- [PROBLEM DESCRIPTION]
Copy every line of the records below that holds the word "Moyenne".

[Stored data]

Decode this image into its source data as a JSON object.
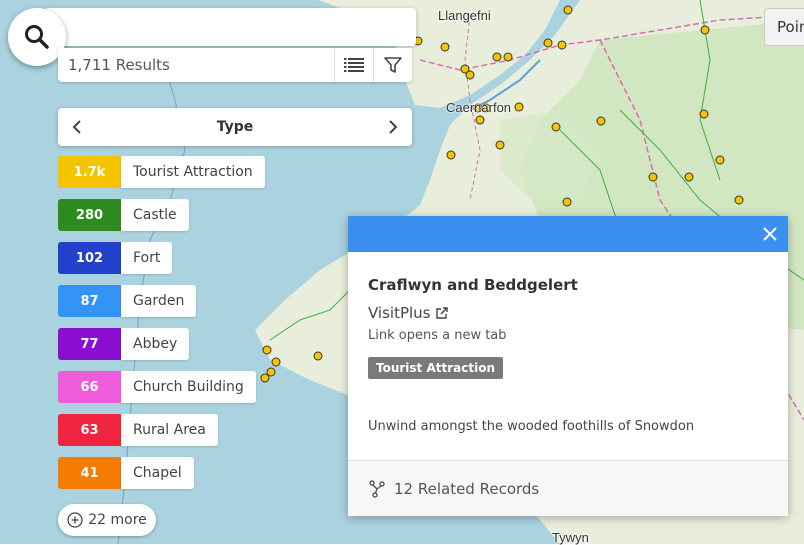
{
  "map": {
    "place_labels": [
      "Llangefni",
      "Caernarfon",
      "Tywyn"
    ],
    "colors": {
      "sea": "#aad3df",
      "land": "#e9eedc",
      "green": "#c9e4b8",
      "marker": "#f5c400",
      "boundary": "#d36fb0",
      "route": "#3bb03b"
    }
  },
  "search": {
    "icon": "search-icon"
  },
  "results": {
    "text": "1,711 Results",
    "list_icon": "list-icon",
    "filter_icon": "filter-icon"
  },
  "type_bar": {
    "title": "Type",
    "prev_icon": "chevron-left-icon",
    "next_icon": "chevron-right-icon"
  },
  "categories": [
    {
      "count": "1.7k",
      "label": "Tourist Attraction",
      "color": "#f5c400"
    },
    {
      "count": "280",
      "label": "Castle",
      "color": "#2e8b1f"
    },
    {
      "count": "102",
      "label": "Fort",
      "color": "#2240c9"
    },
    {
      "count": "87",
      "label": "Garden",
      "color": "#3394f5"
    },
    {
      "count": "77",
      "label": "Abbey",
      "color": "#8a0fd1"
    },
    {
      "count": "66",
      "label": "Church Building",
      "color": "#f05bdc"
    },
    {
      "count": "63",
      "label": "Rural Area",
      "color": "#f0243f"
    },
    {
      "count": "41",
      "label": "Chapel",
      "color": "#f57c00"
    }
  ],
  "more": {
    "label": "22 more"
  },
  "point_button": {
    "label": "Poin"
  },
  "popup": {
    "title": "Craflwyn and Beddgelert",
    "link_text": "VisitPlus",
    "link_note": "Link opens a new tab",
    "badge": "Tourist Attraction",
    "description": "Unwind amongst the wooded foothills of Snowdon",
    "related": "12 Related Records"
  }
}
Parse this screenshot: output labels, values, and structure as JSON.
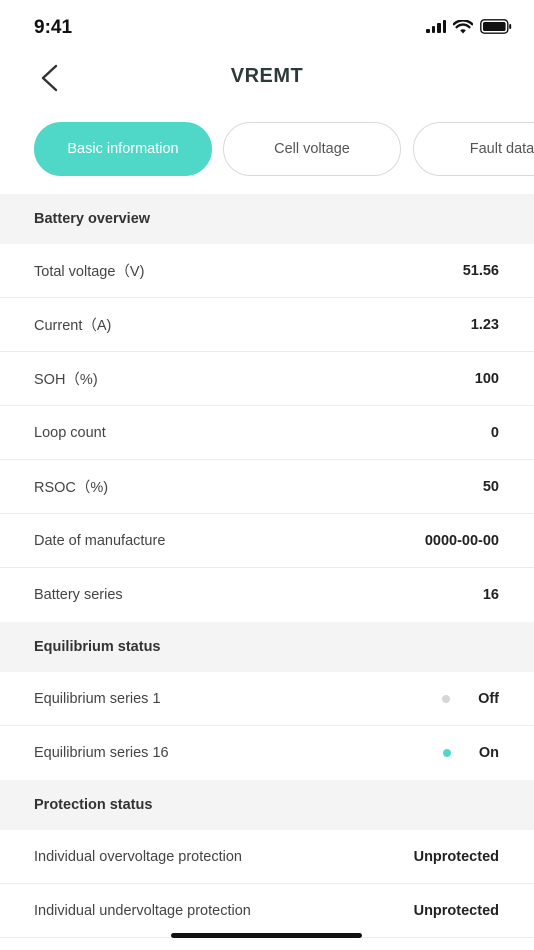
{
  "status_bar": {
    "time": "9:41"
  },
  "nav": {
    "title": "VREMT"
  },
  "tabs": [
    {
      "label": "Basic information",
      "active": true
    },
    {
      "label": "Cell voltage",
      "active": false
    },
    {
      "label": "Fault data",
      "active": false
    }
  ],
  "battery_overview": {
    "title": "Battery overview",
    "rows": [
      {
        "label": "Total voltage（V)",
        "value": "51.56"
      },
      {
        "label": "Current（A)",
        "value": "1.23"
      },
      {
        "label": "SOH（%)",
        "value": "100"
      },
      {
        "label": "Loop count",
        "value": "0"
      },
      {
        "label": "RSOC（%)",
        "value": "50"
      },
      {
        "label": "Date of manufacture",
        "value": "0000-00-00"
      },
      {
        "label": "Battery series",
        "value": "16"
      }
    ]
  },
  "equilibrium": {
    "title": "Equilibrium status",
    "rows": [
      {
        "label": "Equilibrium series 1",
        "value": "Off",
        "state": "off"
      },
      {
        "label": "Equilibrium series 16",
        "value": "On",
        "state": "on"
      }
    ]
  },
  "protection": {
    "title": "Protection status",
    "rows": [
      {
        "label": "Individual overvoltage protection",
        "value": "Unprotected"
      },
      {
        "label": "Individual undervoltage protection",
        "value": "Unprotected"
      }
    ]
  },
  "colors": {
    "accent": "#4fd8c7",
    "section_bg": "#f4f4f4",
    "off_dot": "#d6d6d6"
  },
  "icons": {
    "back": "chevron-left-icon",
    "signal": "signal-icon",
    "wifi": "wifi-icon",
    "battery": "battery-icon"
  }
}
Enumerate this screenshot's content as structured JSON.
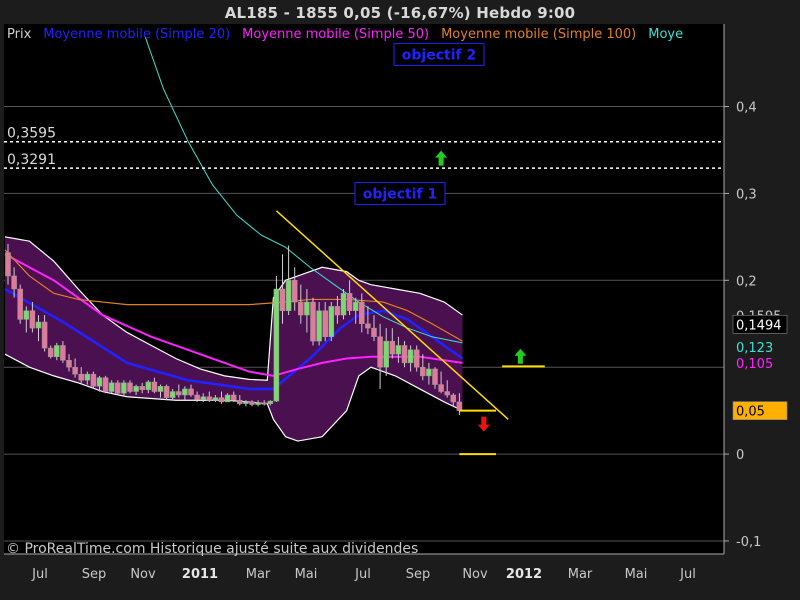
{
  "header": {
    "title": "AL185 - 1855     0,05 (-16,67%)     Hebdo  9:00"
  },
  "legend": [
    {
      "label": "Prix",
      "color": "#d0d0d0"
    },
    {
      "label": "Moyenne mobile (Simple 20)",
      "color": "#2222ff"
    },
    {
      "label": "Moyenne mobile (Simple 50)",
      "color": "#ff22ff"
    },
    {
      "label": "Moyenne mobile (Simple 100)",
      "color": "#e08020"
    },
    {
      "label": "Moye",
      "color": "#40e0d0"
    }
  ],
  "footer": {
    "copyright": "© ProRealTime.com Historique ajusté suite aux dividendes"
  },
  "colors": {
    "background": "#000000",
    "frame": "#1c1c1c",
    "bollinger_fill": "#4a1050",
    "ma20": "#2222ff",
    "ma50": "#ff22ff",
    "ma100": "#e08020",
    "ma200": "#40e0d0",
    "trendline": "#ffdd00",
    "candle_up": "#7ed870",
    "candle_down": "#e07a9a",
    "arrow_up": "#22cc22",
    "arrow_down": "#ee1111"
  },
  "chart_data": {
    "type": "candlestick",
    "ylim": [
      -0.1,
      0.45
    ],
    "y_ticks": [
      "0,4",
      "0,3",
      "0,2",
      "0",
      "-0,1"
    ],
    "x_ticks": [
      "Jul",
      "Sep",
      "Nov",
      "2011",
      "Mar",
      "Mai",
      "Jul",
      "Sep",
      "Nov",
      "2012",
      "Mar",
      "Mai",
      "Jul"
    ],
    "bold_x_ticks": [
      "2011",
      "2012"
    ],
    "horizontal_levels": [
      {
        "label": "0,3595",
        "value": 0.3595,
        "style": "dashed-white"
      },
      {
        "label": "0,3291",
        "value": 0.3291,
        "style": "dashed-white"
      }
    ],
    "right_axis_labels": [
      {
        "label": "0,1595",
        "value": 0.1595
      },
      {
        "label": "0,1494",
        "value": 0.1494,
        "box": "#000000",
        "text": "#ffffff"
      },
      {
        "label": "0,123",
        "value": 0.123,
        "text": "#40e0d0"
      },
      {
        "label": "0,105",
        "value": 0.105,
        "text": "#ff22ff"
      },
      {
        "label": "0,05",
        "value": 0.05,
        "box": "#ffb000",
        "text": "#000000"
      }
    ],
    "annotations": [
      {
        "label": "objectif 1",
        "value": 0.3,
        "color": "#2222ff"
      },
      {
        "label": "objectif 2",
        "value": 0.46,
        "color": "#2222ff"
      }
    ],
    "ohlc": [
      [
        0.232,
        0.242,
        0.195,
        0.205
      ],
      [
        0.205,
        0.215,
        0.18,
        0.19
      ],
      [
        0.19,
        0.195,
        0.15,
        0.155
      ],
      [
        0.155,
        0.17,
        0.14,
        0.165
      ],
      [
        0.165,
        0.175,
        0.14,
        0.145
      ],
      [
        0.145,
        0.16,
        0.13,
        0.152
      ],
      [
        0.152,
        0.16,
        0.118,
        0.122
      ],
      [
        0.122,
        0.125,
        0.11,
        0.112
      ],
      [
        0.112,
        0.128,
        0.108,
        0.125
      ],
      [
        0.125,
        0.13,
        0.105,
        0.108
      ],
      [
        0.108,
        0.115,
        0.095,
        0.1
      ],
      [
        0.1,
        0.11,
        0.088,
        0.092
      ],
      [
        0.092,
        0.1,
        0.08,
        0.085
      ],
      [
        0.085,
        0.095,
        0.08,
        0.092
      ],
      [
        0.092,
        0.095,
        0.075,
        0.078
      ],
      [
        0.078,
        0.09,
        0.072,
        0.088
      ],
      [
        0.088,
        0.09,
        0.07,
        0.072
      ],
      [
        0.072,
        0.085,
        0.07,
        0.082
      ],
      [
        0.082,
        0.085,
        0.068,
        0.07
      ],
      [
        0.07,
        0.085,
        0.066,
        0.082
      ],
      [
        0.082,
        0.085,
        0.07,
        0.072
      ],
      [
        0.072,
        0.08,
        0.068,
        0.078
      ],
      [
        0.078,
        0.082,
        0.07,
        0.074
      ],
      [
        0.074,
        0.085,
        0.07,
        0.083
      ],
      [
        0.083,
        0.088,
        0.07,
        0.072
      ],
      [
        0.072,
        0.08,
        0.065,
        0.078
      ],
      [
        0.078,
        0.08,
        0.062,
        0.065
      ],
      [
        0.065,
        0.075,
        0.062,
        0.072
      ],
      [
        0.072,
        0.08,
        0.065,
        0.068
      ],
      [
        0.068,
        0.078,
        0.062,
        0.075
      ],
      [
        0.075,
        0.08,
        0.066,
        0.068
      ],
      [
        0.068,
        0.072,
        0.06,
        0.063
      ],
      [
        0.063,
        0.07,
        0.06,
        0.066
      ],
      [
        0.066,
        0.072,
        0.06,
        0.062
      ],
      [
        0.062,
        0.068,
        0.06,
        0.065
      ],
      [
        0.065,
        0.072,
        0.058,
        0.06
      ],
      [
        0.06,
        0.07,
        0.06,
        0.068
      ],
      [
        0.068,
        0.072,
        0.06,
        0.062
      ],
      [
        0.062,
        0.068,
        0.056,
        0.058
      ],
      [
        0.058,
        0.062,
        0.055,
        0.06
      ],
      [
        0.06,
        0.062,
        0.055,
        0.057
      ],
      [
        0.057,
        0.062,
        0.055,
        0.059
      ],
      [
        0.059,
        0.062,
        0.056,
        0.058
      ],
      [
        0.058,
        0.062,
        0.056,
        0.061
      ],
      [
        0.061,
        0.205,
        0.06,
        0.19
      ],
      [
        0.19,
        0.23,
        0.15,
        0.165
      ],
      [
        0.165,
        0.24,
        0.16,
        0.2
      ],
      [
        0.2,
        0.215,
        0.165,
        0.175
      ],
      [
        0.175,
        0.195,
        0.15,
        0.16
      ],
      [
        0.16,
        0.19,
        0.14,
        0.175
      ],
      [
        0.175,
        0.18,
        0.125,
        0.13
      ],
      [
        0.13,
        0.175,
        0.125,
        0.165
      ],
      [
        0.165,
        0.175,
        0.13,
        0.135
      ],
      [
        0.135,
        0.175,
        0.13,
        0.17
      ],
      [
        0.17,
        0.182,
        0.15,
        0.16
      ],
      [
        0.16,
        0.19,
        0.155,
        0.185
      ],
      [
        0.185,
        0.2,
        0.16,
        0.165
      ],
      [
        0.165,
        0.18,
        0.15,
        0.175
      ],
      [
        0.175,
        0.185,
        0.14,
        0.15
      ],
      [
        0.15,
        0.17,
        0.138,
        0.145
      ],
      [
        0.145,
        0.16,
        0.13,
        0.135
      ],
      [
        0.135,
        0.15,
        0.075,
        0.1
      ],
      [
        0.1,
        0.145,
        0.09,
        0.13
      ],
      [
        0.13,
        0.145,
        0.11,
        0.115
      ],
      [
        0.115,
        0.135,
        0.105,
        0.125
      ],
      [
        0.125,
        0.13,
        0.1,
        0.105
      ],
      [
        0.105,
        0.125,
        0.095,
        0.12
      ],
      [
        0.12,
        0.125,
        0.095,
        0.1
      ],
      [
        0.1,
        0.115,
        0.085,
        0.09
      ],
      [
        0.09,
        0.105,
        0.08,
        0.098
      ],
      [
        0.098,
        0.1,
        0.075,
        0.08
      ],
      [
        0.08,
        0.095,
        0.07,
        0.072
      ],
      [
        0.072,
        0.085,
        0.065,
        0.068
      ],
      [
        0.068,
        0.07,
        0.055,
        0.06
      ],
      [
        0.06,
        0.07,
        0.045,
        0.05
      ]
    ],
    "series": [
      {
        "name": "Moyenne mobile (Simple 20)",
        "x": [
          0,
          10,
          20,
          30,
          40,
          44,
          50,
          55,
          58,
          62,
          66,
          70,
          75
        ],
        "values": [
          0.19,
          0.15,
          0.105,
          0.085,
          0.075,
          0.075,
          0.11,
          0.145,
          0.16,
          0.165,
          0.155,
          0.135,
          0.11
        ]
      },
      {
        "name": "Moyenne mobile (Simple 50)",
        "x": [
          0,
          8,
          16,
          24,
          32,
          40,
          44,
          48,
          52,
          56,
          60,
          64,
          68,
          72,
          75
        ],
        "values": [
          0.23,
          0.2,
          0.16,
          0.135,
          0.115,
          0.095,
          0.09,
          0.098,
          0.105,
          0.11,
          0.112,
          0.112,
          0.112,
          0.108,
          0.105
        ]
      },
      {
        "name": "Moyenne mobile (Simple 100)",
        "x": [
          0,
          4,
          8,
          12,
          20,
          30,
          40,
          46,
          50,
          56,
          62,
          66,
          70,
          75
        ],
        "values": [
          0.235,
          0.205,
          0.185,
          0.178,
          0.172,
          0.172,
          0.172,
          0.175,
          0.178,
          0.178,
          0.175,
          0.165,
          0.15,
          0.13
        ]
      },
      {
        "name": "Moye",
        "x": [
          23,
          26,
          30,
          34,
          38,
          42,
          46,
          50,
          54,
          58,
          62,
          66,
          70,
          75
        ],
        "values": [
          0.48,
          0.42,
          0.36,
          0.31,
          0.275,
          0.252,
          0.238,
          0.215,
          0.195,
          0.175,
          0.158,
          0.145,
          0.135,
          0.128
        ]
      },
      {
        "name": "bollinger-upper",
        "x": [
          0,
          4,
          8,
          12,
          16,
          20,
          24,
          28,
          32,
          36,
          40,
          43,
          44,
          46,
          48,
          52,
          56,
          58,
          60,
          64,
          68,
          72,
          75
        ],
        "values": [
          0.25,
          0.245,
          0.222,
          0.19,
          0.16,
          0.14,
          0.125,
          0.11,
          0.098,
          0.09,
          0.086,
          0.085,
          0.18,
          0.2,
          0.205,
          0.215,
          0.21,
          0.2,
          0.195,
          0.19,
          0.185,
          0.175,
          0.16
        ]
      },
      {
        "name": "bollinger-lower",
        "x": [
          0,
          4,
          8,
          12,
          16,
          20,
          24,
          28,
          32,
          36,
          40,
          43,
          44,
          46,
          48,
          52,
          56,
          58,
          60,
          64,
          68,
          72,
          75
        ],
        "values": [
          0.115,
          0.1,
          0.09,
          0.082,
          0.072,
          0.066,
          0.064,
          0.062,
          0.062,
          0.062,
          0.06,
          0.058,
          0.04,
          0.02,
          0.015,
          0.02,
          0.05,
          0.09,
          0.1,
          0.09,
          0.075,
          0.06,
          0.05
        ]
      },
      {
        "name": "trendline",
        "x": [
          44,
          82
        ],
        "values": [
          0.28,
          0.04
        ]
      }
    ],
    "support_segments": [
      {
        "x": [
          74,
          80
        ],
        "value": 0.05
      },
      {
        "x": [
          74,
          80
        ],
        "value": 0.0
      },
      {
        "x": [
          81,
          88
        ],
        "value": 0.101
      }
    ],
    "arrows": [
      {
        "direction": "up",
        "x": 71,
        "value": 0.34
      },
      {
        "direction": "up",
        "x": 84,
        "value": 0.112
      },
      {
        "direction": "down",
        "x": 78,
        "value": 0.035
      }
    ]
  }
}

- [FINAL ANSWER]
      "label": "Moyenne mobile (Simple 20)",
      "label": "Moyenne mobile (Simple 50)",
      "label": "Moyenne mobile (Simple 100)",
        "name": "Moyenne mobile (Simple 20)",
        "name": "Moyenne mobile (Simple 50)",
        "name": "Moyenne mobile (Simple 100)",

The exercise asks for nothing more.